Description of the task: Each entry below is to be transcribed exactly.

══════════

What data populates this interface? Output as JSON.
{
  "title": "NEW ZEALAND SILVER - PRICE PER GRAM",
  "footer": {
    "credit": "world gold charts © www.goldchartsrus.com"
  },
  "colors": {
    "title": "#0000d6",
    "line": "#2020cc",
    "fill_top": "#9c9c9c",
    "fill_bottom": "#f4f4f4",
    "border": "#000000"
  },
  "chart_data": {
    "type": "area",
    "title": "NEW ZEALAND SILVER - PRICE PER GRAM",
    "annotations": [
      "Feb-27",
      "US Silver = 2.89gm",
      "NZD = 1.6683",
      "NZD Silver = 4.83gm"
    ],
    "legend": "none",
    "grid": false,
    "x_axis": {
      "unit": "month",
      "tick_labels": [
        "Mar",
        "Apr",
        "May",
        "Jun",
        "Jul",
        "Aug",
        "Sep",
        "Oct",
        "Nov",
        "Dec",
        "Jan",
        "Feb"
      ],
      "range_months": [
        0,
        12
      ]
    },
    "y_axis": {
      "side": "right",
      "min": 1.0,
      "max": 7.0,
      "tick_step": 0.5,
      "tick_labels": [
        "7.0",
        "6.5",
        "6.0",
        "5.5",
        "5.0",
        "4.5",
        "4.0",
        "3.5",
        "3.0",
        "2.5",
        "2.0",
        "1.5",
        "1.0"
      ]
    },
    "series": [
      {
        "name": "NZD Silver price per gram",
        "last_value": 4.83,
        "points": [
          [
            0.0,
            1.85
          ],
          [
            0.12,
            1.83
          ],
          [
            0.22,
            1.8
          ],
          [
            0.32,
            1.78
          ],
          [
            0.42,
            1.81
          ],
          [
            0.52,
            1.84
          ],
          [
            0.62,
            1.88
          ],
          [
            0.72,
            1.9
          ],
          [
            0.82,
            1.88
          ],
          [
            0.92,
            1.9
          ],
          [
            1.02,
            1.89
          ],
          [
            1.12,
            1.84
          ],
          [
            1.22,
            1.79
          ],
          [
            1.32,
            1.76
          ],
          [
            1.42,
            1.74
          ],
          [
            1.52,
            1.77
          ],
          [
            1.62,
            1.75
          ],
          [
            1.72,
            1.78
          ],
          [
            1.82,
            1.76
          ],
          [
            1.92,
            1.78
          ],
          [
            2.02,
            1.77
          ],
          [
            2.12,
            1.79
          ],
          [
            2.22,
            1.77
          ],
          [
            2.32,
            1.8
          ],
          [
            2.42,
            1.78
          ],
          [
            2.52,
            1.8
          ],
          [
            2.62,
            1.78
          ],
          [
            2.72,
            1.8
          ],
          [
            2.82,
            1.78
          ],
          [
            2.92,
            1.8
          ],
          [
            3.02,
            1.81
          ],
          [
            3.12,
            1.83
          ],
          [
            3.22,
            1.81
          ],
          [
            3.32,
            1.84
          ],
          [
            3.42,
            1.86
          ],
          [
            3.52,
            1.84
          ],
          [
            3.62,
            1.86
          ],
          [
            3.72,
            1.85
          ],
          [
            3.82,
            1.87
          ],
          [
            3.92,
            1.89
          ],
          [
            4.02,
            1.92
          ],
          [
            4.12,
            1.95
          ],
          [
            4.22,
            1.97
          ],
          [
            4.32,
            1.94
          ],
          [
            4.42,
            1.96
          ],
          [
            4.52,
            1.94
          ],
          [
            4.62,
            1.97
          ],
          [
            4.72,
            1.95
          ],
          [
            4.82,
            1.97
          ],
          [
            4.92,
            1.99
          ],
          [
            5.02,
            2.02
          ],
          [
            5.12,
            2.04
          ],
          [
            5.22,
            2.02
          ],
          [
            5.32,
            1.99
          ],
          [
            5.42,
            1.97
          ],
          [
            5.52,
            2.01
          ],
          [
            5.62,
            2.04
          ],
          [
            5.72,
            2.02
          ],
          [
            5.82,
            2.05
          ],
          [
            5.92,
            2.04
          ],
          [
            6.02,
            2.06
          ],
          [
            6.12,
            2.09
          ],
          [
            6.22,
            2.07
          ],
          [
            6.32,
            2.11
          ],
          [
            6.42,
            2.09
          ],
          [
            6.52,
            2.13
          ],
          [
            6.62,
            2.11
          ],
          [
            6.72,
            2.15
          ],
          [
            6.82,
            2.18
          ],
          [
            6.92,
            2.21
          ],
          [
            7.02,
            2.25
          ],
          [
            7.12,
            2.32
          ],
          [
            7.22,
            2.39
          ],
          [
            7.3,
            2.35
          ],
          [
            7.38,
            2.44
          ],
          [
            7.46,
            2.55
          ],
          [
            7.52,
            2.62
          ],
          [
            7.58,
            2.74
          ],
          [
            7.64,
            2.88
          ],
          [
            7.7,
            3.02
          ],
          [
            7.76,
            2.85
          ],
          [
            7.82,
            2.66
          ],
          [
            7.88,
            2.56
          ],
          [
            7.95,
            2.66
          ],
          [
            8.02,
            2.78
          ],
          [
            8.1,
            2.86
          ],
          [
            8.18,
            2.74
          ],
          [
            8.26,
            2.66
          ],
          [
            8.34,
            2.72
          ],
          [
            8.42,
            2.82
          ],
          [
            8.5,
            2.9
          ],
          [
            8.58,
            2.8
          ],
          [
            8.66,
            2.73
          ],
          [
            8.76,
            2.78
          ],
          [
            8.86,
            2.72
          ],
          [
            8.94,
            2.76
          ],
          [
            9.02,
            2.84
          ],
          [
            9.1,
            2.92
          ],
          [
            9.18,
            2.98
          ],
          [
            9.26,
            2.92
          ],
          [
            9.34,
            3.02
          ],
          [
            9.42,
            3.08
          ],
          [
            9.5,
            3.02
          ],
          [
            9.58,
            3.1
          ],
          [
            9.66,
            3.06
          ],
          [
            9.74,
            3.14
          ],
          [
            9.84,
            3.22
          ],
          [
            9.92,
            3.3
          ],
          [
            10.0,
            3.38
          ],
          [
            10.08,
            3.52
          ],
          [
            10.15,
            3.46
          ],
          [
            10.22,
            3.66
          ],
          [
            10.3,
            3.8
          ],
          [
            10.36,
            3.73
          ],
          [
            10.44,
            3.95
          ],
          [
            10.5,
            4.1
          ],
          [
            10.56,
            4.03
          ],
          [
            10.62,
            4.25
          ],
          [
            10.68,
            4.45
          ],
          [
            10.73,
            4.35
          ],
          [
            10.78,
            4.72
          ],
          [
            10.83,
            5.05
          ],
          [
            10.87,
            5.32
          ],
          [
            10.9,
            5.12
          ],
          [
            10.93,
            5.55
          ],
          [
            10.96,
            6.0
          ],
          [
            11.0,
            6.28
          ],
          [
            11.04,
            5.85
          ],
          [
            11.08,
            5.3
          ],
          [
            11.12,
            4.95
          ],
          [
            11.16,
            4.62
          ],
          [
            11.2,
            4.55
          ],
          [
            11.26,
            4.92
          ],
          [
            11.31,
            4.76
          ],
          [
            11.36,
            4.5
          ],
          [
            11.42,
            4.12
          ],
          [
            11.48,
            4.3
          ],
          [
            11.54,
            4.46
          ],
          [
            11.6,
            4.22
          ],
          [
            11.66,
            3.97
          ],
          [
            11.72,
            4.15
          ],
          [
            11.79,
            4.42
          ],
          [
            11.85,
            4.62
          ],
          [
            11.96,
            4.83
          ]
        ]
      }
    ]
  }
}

══════════

Response below:
What data populates this interface? Output as JSON.
{
  "title": "NEW ZEALAND SILVER - PRICE PER GRAM",
  "footer": {
    "credit": "world gold charts © www.goldchartsrus.com"
  },
  "colors": {
    "title": "#0000d6",
    "line": "#2020cc",
    "fill_top": "#9c9c9c",
    "fill_bottom": "#f4f4f4",
    "border": "#000000"
  },
  "chart_data": {
    "type": "area",
    "title": "NEW ZEALAND SILVER - PRICE PER GRAM",
    "annotations": [
      "Feb-27",
      "US Silver = 2.89gm",
      "NZD = 1.6683",
      "NZD Silver = 4.83gm"
    ],
    "legend": "none",
    "grid": false,
    "x_axis": {
      "unit": "month",
      "tick_labels": [
        "Mar",
        "Apr",
        "May",
        "Jun",
        "Jul",
        "Aug",
        "Sep",
        "Oct",
        "Nov",
        "Dec",
        "Jan",
        "Feb"
      ],
      "range_months": [
        0,
        12
      ]
    },
    "y_axis": {
      "side": "right",
      "min": 1.0,
      "max": 7.0,
      "tick_step": 0.5,
      "tick_labels": [
        "7.0",
        "6.5",
        "6.0",
        "5.5",
        "5.0",
        "4.5",
        "4.0",
        "3.5",
        "3.0",
        "2.5",
        "2.0",
        "1.5",
        "1.0"
      ]
    },
    "series": [
      {
        "name": "NZD Silver price per gram",
        "last_value": 4.83,
        "points": [
          [
            0.0,
            1.85
          ],
          [
            0.12,
            1.83
          ],
          [
            0.22,
            1.8
          ],
          [
            0.32,
            1.78
          ],
          [
            0.42,
            1.81
          ],
          [
            0.52,
            1.84
          ],
          [
            0.62,
            1.88
          ],
          [
            0.72,
            1.9
          ],
          [
            0.82,
            1.88
          ],
          [
            0.92,
            1.9
          ],
          [
            1.02,
            1.89
          ],
          [
            1.12,
            1.84
          ],
          [
            1.22,
            1.79
          ],
          [
            1.32,
            1.76
          ],
          [
            1.42,
            1.74
          ],
          [
            1.52,
            1.77
          ],
          [
            1.62,
            1.75
          ],
          [
            1.72,
            1.78
          ],
          [
            1.82,
            1.76
          ],
          [
            1.92,
            1.78
          ],
          [
            2.02,
            1.77
          ],
          [
            2.12,
            1.79
          ],
          [
            2.22,
            1.77
          ],
          [
            2.32,
            1.8
          ],
          [
            2.42,
            1.78
          ],
          [
            2.52,
            1.8
          ],
          [
            2.62,
            1.78
          ],
          [
            2.72,
            1.8
          ],
          [
            2.82,
            1.78
          ],
          [
            2.92,
            1.8
          ],
          [
            3.02,
            1.81
          ],
          [
            3.12,
            1.83
          ],
          [
            3.22,
            1.81
          ],
          [
            3.32,
            1.84
          ],
          [
            3.42,
            1.86
          ],
          [
            3.52,
            1.84
          ],
          [
            3.62,
            1.86
          ],
          [
            3.72,
            1.85
          ],
          [
            3.82,
            1.87
          ],
          [
            3.92,
            1.89
          ],
          [
            4.02,
            1.92
          ],
          [
            4.12,
            1.95
          ],
          [
            4.22,
            1.97
          ],
          [
            4.32,
            1.94
          ],
          [
            4.42,
            1.96
          ],
          [
            4.52,
            1.94
          ],
          [
            4.62,
            1.97
          ],
          [
            4.72,
            1.95
          ],
          [
            4.82,
            1.97
          ],
          [
            4.92,
            1.99
          ],
          [
            5.02,
            2.02
          ],
          [
            5.12,
            2.04
          ],
          [
            5.22,
            2.02
          ],
          [
            5.32,
            1.99
          ],
          [
            5.42,
            1.97
          ],
          [
            5.52,
            2.01
          ],
          [
            5.62,
            2.04
          ],
          [
            5.72,
            2.02
          ],
          [
            5.82,
            2.05
          ],
          [
            5.92,
            2.04
          ],
          [
            6.02,
            2.06
          ],
          [
            6.12,
            2.09
          ],
          [
            6.22,
            2.07
          ],
          [
            6.32,
            2.11
          ],
          [
            6.42,
            2.09
          ],
          [
            6.52,
            2.13
          ],
          [
            6.62,
            2.11
          ],
          [
            6.72,
            2.15
          ],
          [
            6.82,
            2.18
          ],
          [
            6.92,
            2.21
          ],
          [
            7.02,
            2.25
          ],
          [
            7.12,
            2.32
          ],
          [
            7.22,
            2.39
          ],
          [
            7.3,
            2.35
          ],
          [
            7.38,
            2.44
          ],
          [
            7.46,
            2.55
          ],
          [
            7.52,
            2.62
          ],
          [
            7.58,
            2.74
          ],
          [
            7.64,
            2.88
          ],
          [
            7.7,
            3.02
          ],
          [
            7.76,
            2.85
          ],
          [
            7.82,
            2.66
          ],
          [
            7.88,
            2.56
          ],
          [
            7.95,
            2.66
          ],
          [
            8.02,
            2.78
          ],
          [
            8.1,
            2.86
          ],
          [
            8.18,
            2.74
          ],
          [
            8.26,
            2.66
          ],
          [
            8.34,
            2.72
          ],
          [
            8.42,
            2.82
          ],
          [
            8.5,
            2.9
          ],
          [
            8.58,
            2.8
          ],
          [
            8.66,
            2.73
          ],
          [
            8.76,
            2.78
          ],
          [
            8.86,
            2.72
          ],
          [
            8.94,
            2.76
          ],
          [
            9.02,
            2.84
          ],
          [
            9.1,
            2.92
          ],
          [
            9.18,
            2.98
          ],
          [
            9.26,
            2.92
          ],
          [
            9.34,
            3.02
          ],
          [
            9.42,
            3.08
          ],
          [
            9.5,
            3.02
          ],
          [
            9.58,
            3.1
          ],
          [
            9.66,
            3.06
          ],
          [
            9.74,
            3.14
          ],
          [
            9.84,
            3.22
          ],
          [
            9.92,
            3.3
          ],
          [
            10.0,
            3.38
          ],
          [
            10.08,
            3.52
          ],
          [
            10.15,
            3.46
          ],
          [
            10.22,
            3.66
          ],
          [
            10.3,
            3.8
          ],
          [
            10.36,
            3.73
          ],
          [
            10.44,
            3.95
          ],
          [
            10.5,
            4.1
          ],
          [
            10.56,
            4.03
          ],
          [
            10.62,
            4.25
          ],
          [
            10.68,
            4.45
          ],
          [
            10.73,
            4.35
          ],
          [
            10.78,
            4.72
          ],
          [
            10.83,
            5.05
          ],
          [
            10.87,
            5.32
          ],
          [
            10.9,
            5.12
          ],
          [
            10.93,
            5.55
          ],
          [
            10.96,
            6.0
          ],
          [
            11.0,
            6.28
          ],
          [
            11.04,
            5.85
          ],
          [
            11.08,
            5.3
          ],
          [
            11.12,
            4.95
          ],
          [
            11.16,
            4.62
          ],
          [
            11.2,
            4.55
          ],
          [
            11.26,
            4.92
          ],
          [
            11.31,
            4.76
          ],
          [
            11.36,
            4.5
          ],
          [
            11.42,
            4.12
          ],
          [
            11.48,
            4.3
          ],
          [
            11.54,
            4.46
          ],
          [
            11.6,
            4.22
          ],
          [
            11.66,
            3.97
          ],
          [
            11.72,
            4.15
          ],
          [
            11.79,
            4.42
          ],
          [
            11.85,
            4.62
          ],
          [
            11.96,
            4.83
          ]
        ]
      }
    ]
  }
}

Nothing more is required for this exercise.